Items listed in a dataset
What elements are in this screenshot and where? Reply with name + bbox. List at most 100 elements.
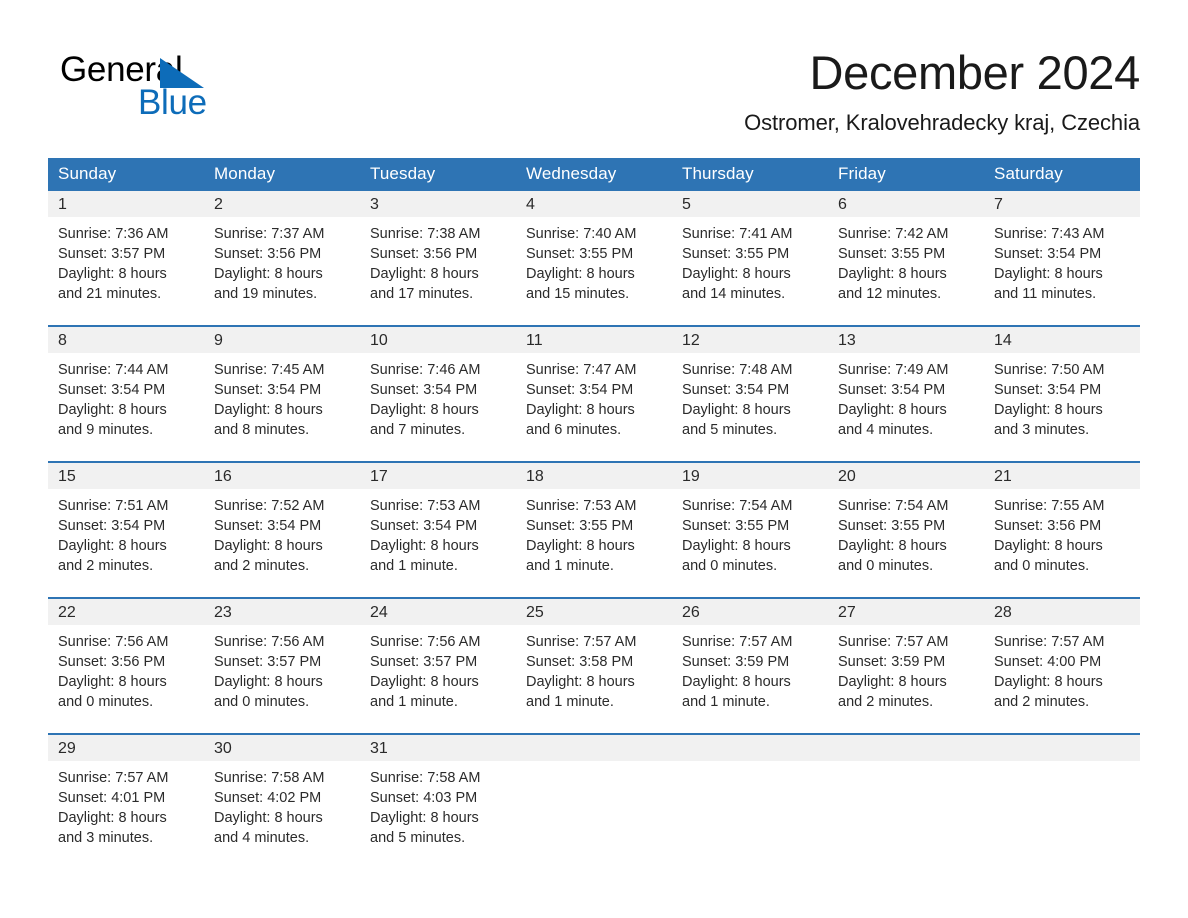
sunrise-time: Sunrise: 7:58 AM [370,770,481,786]
sunset-time: Sunset: 3:55 PM [526,246,634,262]
sunrise-time: Sunrise: 7:43 AM [994,226,1105,242]
day-details: Sunrise: 7:54 AM Sunset: 3:55 PM Daylight:… [828,489,984,597]
daylight-duration-line2: and 5 minutes. [682,422,778,438]
day-details: Sunrise: 7:56 AM Sunset: 3:57 PM Daylight:… [204,625,360,733]
sunrise-time: Sunrise: 7:41 AM [682,226,793,242]
calendar-day-cell[interactable]: 4 Sunrise: 7:40 AM Sunset: 3:55 PM Daylight… [516,191,672,326]
daylight-duration-line1: Daylight: 8 hours [58,538,167,554]
calendar-day-cell[interactable]: 30 Sunrise: 7:58 AM Sunset: 4:02 PM Dayligh… [204,733,360,873]
page-title: December 2024 [809,46,1140,99]
sunset-time: Sunset: 3:55 PM [682,246,790,262]
day-details [984,761,1140,873]
daylight-duration-line2: and 2 minutes. [838,694,934,710]
calendar-day-cell[interactable]: 21 Sunrise: 7:55 AM Sunset: 3:56 PM Dayligh… [984,461,1140,598]
sunset-time: Sunset: 3:56 PM [994,518,1102,534]
calendar-day-cell[interactable]: 3 Sunrise: 7:38 AM Sunset: 3:56 PM Daylight… [360,191,516,326]
daylight-duration-line2: and 19 minutes. [214,286,318,302]
calendar-week-row: 1 Sunrise: 7:36 AM Sunset: 3:57 PM Daylight… [48,191,1140,326]
sunrise-time: Sunrise: 7:58 AM [214,770,325,786]
sunrise-time: Sunrise: 7:57 AM [838,634,949,650]
calendar-day-cell[interactable]: 25 Sunrise: 7:57 AM Sunset: 3:58 PM Dayligh… [516,597,672,734]
daylight-duration-line1: Daylight: 8 hours [214,810,323,826]
sunrise-time: Sunrise: 7:57 AM [526,634,637,650]
sunrise-time: Sunrise: 7:55 AM [994,498,1105,514]
daylight-duration-line2: and 6 minutes. [526,422,622,438]
calendar-day-cell[interactable]: 27 Sunrise: 7:57 AM Sunset: 3:59 PM Dayligh… [828,597,984,734]
weekday-header-monday: Monday [204,158,360,191]
day-number: 20 [828,463,984,489]
daylight-duration-line2: and 4 minutes. [838,422,934,438]
daylight-duration-line1: Daylight: 8 hours [58,674,167,690]
day-details: Sunrise: 7:57 AM Sunset: 3:59 PM Daylight:… [828,625,984,733]
calendar-day-cell[interactable]: 13 Sunrise: 7:49 AM Sunset: 3:54 PM Dayligh… [828,325,984,462]
sunrise-time: Sunrise: 7:52 AM [214,498,325,514]
day-details: Sunrise: 7:52 AM Sunset: 3:54 PM Daylight:… [204,489,360,597]
sunrise-time: Sunrise: 7:38 AM [370,226,481,242]
calendar-day-cell[interactable]: 23 Sunrise: 7:56 AM Sunset: 3:57 PM Dayligh… [204,597,360,734]
calendar-day-cell[interactable]: 26 Sunrise: 7:57 AM Sunset: 3:59 PM Dayligh… [672,597,828,734]
calendar-day-cell[interactable]: 12 Sunrise: 7:48 AM Sunset: 3:54 PM Dayligh… [672,325,828,462]
daylight-duration-line2: and 4 minutes. [214,830,310,846]
daylight-duration-line2: and 14 minutes. [682,286,786,302]
day-details [828,761,984,873]
day-details: Sunrise: 7:53 AM Sunset: 3:55 PM Daylight:… [516,489,672,597]
calendar-day-cell[interactable]: 11 Sunrise: 7:47 AM Sunset: 3:54 PM Dayligh… [516,325,672,462]
sunset-time: Sunset: 4:02 PM [214,790,322,806]
calendar-week-row: 8 Sunrise: 7:44 AM Sunset: 3:54 PM Daylight… [48,325,1140,462]
calendar-day-cell[interactable]: 6 Sunrise: 7:42 AM Sunset: 3:55 PM Daylight… [828,191,984,326]
generalblue-logo[interactable]: General Blue [60,50,270,126]
weekday-header-tuesday: Tuesday [360,158,516,191]
daylight-duration-line1: Daylight: 8 hours [58,266,167,282]
day-details: Sunrise: 7:57 AM Sunset: 3:58 PM Daylight:… [516,625,672,733]
calendar-day-cell[interactable]: 28 Sunrise: 7:57 AM Sunset: 4:00 PM Dayligh… [984,597,1140,734]
sunset-time: Sunset: 3:54 PM [682,382,790,398]
daylight-duration-line1: Daylight: 8 hours [214,266,323,282]
daylight-duration-line2: and 9 minutes. [58,422,154,438]
calendar-day-cell[interactable]: 31 Sunrise: 7:58 AM Sunset: 4:03 PM Dayligh… [360,733,516,873]
day-number: 11 [516,327,672,353]
calendar-day-cell[interactable]: 2 Sunrise: 7:37 AM Sunset: 3:56 PM Daylight… [204,191,360,326]
daylight-duration-line2: and 5 minutes. [370,830,466,846]
day-number: 19 [672,463,828,489]
calendar-day-cell[interactable]: 1 Sunrise: 7:36 AM Sunset: 3:57 PM Daylight… [48,191,204,326]
calendar-day-cell[interactable]: 17 Sunrise: 7:53 AM Sunset: 3:54 PM Dayligh… [360,461,516,598]
calendar-day-cell[interactable]: 8 Sunrise: 7:44 AM Sunset: 3:54 PM Daylight… [48,325,204,462]
calendar-page: General Blue December 2024 Ostromer, Kra… [0,0,1188,918]
calendar-day-cell[interactable]: 22 Sunrise: 7:56 AM Sunset: 3:56 PM Dayligh… [48,597,204,734]
day-number: 4 [516,191,672,217]
sunset-time: Sunset: 3:56 PM [214,246,322,262]
weekday-header-saturday: Saturday [984,158,1140,191]
calendar-day-cell[interactable]: 18 Sunrise: 7:53 AM Sunset: 3:55 PM Dayligh… [516,461,672,598]
calendar-day-cell[interactable]: 7 Sunrise: 7:43 AM Sunset: 3:54 PM Daylight… [984,191,1140,326]
calendar-day-cell[interactable]: 14 Sunrise: 7:50 AM Sunset: 3:54 PM Dayligh… [984,325,1140,462]
calendar-day-cell-empty [672,733,828,873]
daylight-duration-line1: Daylight: 8 hours [370,810,479,826]
calendar-day-cell[interactable]: 10 Sunrise: 7:46 AM Sunset: 3:54 PM Dayligh… [360,325,516,462]
calendar-day-cell[interactable]: 15 Sunrise: 7:51 AM Sunset: 3:54 PM Dayligh… [48,461,204,598]
day-details: Sunrise: 7:48 AM Sunset: 3:54 PM Daylight:… [672,353,828,461]
day-number: 26 [672,599,828,625]
calendar-day-cell[interactable]: 9 Sunrise: 7:45 AM Sunset: 3:54 PM Daylight… [204,325,360,462]
sunset-time: Sunset: 4:03 PM [370,790,478,806]
day-details: Sunrise: 7:56 AM Sunset: 3:56 PM Daylight:… [48,625,204,733]
daylight-duration-line1: Daylight: 8 hours [526,538,635,554]
calendar-day-cell[interactable]: 19 Sunrise: 7:54 AM Sunset: 3:55 PM Dayligh… [672,461,828,598]
calendar-day-cell[interactable]: 20 Sunrise: 7:54 AM Sunset: 3:55 PM Dayligh… [828,461,984,598]
daylight-duration-line1: Daylight: 8 hours [526,402,635,418]
day-details: Sunrise: 7:49 AM Sunset: 3:54 PM Daylight:… [828,353,984,461]
weekday-header-row: Sunday Monday Tuesday Wednesday Thursday… [48,158,1140,191]
daylight-duration-line1: Daylight: 8 hours [526,266,635,282]
logo-text-blue: Blue [138,83,207,122]
day-details: Sunrise: 7:46 AM Sunset: 3:54 PM Daylight:… [360,353,516,461]
title-block: December 2024 Ostromer, Kralovehradecky … [744,44,1140,138]
weekday-header-wednesday: Wednesday [516,158,672,191]
sunrise-time: Sunrise: 7:51 AM [58,498,169,514]
day-number [672,735,828,761]
calendar-day-cell[interactable]: 5 Sunrise: 7:41 AM Sunset: 3:55 PM Daylight… [672,191,828,326]
sunrise-time: Sunrise: 7:40 AM [526,226,637,242]
calendar-day-cell[interactable]: 16 Sunrise: 7:52 AM Sunset: 3:54 PM Dayligh… [204,461,360,598]
day-number: 25 [516,599,672,625]
weekday-header-friday: Friday [828,158,984,191]
calendar-day-cell[interactable]: 24 Sunrise: 7:56 AM Sunset: 3:57 PM Dayligh… [360,597,516,734]
calendar-day-cell[interactable]: 29 Sunrise: 7:57 AM Sunset: 4:01 PM Dayligh… [48,733,204,873]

§ **EXERCISE DESCRIPTION**
Recast the entries starting at the line that contains "sunrise-time: Sunrise: 7:58 AM [370,770,481,786]" and ending at the line that contains "day-details [984,761,1140,873]" as a Markdown table with the columns Row and Line, giving each line its row number and leaving out blank lines.

§ **SOLUTION TO THE PROBLEM**
| Row | Line |
|---|---|
| 1 | sunrise-time: Sunrise: 7:58 AM [370,770,481,786] |
| 2 | sunset-time: Sunset: 3:55 PM [526,246,634,262] |
| 3 | sunrise-time: Sunrise: 7:43 AM [994,226,1105,242] |
| 4 | day-details: Sunrise: 7:54 AM Sunset: 3:55 PM Daylight:… [828,489,984,597] |
| 5 | daylight-duration-line2: and 5 minutes. [682,422,778,438] |
| 6 | day-details: Sunrise: 7:56 AM Sunset: 3:57 PM Daylight:… [204,625,360,733] |
| 7 | sunrise-time: Sunrise: 7:41 AM [682,226,793,242] |
| 8 | calendar-day-cell[interactable]: 4 Sunrise: 7:40 AM Sunset: 3:55 PM Daylight… [516,191,672,326] |
| 9 | daylight-duration-line1: Daylight: 8 hours [58,538,167,554] |
| 10 | calendar-day-cell[interactable]: 30 Sunrise: 7:58 AM Sunset: 4:02 PM Dayligh… [204,733,360,873] |
| 11 | page-title: December 2024 [809,46,1140,99] |
| 12 | sunset-time: Sunset: 3:55 PM [682,246,790,262] |
| 13 | day-details [984,761,1140,873] |